* _TESTO DELLA PAGINA_
-=-=-=-=-
31 maggio, 2006

Prima di cena.

Un bel momento. Un pò prima delle 20, tanto c'e ancora luce fino a tardi, l'inverno è cosa lontanissima oramai. Certo, bello non fa, ma per tutt'oggi c'è stata una luce strana di lampo non visto, come un raggio di sole che da un nascondiglio non trovato diceva, sono quì. Fuori, nel prato si gioca a pallone, si và in monopattino, sì, anche sull'erba, che male c'è?, si gioca col cane, si aspetta la cena, in quella serenità intatta che scandisce gli ultimi giorni di scuola. Il liceale tanto sereno non è. Ancora non è chiaro se i suoi pensieri sono turbati da greco e filosofia o piuttosto dalla fanciulla con gli occhiali che sorride nella foto di classe. Non indagherò. Ho cucinato un coniglio alla salvia, oggi và così. Forse arriveranno degli amici più tardi, le notizie di SkyTg24, la partita dell'Italia, magari qualche verbo di francese da ripassare, una comunicazione da firmare, un ricamo nel cestino, qualche pagina di libro. La serata sarà tranquilla, normale, semplice. Da manuale. Meglio, direi.

Variazione in corso d'opera.


Allora, per prima cosa: Kjaretta, Sigrid, Piperita e tutto il Simposio della cucina d'autore, cortesemente, non inorridite. Sono per le cose semplici e non mi vengono neppure tanto bene. Ho già prenotato una serie di lezioni presso ciascuna di voi, abbiate pietà. Si era detto Pollo al Curry. Egli, il Pollo, è diventato Pollo al Curry ai Peperoni, oppure Pollo ai Peperoni con Curry. Insomma, una miscellanea, ecco. L'aspetto è carino, invitante, il profumo anche. Vedremo se sarà gradito. Volete la ricetta? Ecco qua. Ci vuole il pollo, prima di tutto, una cipolla, uno scalogno, un pò di curry, un pò di peperoni gialli e rossi, sale e pepe. Beh, non è chiarissimo, ma visto che non faccio Olivier di cognome, fatevela bastare. Ho altre qualità, riconoscetelo in coro unanime.

Di rose e caprifoglio.

Bello, no? Anche se non è la festa di nessuno, anche se non è domenica, apparecchiare per bene fa bene al cuore. Poi, il pane fresco, un fiore del giardino dentro alla bottiglia della nonna, le tovagliette tricot style trovate ieri all'Oviesse, i piatti con l'anemone...Stamattina mi sono portata avanti. Ho dedicato un pò del mio tempo alla casa, ai miei cassetti con la rivoluzione francese al loro interno, al mio armadio simil saccheggiato. Lavori manuali e inusuali per sgombrare mente e cuore. Sul fuoco sfrigola tranquillo del pollo al curry, farò una pizza e una macedonia per i fanciulli che riedono da scuola fra non molto. Desperate Housewife? A piccole dosi, una volta ogni tanto, ha anche il suo fascino, come dire.
-=-=-=-=-
* _REQUISITI DELL'ESERCIZIO_
**a.** Nel testo sulla cena in famiglia, dove sono state trovate le tovagliette tricot style?
**b.** Riprenda il testo sulla cena in famiglia dall'ultima frase e lo prosegua.

[Voci degli elementi di impaginazione]
-=-=-=-=-
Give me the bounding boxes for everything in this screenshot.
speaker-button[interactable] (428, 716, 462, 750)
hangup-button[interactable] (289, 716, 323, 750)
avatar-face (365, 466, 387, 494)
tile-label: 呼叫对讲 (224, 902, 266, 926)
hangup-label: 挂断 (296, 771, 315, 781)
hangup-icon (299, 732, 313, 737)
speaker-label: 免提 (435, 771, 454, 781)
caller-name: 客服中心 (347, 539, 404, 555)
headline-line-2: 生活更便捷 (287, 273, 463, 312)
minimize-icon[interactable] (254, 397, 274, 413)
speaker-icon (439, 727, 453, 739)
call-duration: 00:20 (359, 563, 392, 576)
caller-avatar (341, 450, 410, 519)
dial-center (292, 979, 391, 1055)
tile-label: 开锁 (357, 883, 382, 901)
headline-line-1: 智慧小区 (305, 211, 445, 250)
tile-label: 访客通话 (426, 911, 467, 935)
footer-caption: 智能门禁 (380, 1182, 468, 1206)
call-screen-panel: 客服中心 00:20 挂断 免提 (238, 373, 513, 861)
-=-=-=-=-
* _RISULTATI DELLE CONSEGNE_
**a.** All'Oviesse, il giorno precedente.

**b.**
30 maggio, 2006

W il wafer.



Nel 1970 avevo 7 anni. Ero una graziosa bimbetta coi capelli lunghi, la Graziella e sono cresciuta con serie turbe psichiche per non avere mai avuto in dono il Dolce Forno. Son cose che segnano, c'è poco da fare. La merenda, all'epoca, non si sceglieva negli scaffali del supermercato, ma era la mamma a comprarla dal droghiere della piazza. Il wafer ha fatto così il suo prepotente ingresso nella vita dei bambini di allora. Il tempo dei Loacker era ancora lontano, c'erano soltanto due gusti, alla vaniglia e al cioccolato, ovvio, ed erano venduti in pacchettini rettangolari e sottili. Li ho ritrovati, in un discount. All'esorbitante prezzo di 64 centesimi di euro. Son soddisfazioni. Il wafer è beffardo. Gioca d'astuzia. E' un vero protagonista, un battitore libero, una primadonna. Non si può intingere, non si può spalmare, fa tutto da solo. Amministratore unico, il wafer trova il suo vero e assoluto tripudio in una semplicissima operazione che forse ho inventato io e che scuoterà le anime dei più. I puristi grideranno allo scandalo, ma son qui a confessarvi, in questa serata di fine maggio, che la scrivente conserva il wafer in frigorifero. E lo consuma a multipli di due, ben sposando il friabile con la frescura sottile, la morbidezza del ripieno con il rigore del ghiacciatino. Concetto difficile ma non difficilissimo. E di sicuro effetto. Consigliato per tacitare lievi arrabbiature con qualche z, riprendersi da una giornatina niente male, premiarsi un pochino. Male non fa. Alla sola condizione di non leggere le calorie. Il wafer, accidenti, ne ha una cifra vergognosa. Come farebbe ad essere così buono, se no?

29 maggio, 2006

Di mandorla.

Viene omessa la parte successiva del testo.